Stored records
____
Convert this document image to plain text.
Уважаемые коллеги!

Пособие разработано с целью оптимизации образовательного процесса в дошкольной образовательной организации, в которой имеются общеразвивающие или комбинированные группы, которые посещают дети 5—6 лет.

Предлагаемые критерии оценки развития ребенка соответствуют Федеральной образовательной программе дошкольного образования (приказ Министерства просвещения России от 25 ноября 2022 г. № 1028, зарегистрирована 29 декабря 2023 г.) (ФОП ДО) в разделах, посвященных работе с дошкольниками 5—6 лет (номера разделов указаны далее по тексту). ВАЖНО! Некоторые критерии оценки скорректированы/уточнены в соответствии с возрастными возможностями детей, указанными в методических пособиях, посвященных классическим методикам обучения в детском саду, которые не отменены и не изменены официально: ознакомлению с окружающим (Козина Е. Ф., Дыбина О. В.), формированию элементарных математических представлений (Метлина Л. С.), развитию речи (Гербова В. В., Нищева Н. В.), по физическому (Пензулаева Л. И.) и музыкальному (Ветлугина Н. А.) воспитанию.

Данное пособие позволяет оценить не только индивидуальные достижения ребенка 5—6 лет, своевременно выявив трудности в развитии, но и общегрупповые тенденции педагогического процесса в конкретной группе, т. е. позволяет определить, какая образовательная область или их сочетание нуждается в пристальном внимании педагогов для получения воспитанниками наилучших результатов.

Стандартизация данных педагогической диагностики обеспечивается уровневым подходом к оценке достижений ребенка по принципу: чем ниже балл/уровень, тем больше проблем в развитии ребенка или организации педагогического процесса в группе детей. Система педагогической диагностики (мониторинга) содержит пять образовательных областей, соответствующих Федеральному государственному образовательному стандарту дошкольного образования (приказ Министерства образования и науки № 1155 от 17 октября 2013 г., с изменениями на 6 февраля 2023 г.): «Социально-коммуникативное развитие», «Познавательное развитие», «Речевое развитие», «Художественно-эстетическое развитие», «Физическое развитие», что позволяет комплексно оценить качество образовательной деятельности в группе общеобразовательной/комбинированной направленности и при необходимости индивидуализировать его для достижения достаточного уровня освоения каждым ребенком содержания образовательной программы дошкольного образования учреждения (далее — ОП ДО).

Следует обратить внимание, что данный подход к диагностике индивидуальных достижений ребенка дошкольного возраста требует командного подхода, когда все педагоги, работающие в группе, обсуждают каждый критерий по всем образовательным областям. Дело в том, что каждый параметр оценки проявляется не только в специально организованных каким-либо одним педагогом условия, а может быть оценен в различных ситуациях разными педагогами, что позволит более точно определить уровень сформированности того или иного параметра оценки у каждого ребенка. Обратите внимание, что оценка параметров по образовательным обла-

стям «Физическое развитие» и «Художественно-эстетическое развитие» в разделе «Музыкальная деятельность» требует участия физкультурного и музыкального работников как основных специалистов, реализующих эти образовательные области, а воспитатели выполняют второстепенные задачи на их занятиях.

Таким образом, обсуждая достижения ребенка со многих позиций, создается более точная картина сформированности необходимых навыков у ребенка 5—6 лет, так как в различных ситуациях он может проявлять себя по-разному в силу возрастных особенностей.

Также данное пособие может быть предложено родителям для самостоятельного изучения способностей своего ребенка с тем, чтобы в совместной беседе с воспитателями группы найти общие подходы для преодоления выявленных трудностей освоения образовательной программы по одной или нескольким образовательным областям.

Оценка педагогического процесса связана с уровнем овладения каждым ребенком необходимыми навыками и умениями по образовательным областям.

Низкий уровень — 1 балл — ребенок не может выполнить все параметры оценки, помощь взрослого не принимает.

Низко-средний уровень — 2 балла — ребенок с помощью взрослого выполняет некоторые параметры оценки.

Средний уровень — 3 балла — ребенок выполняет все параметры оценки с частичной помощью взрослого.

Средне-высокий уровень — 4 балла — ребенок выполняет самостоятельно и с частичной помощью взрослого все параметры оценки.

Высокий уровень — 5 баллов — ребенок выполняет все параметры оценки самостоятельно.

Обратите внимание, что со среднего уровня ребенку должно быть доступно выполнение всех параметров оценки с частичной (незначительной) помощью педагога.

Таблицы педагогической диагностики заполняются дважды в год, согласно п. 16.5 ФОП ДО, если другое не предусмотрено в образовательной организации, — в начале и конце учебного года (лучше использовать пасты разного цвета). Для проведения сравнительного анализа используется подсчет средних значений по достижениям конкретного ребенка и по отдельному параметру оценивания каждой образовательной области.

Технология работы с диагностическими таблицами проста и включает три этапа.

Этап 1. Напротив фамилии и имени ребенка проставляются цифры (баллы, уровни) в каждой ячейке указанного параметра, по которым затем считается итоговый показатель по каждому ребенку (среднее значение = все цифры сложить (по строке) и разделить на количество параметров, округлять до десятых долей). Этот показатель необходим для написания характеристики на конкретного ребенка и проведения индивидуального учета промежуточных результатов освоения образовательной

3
____
**What is asked**
List all lines above in which the string "ребенку" appears.

**Written solution**
Обратите внимание, что со среднего уровня ребенку должно быть доступно выполнение всех параметров оценки с частичной (незначительной) помощью педагога.
Этап 1. Напротив фамилии и имени ребенка проставляются цифры (баллы, уровни) в каждой ячейке указанного параметра, по которым затем считается итоговый показатель по каждому ребенку (среднее значение = все цифры сложить (по строке) и разделить на количество параметров, округлять до десятых долей). Этот показатель необходим для написания характеристики на конкретного ребенка и проведения индивидуального учета промежуточных результатов освоения образовательной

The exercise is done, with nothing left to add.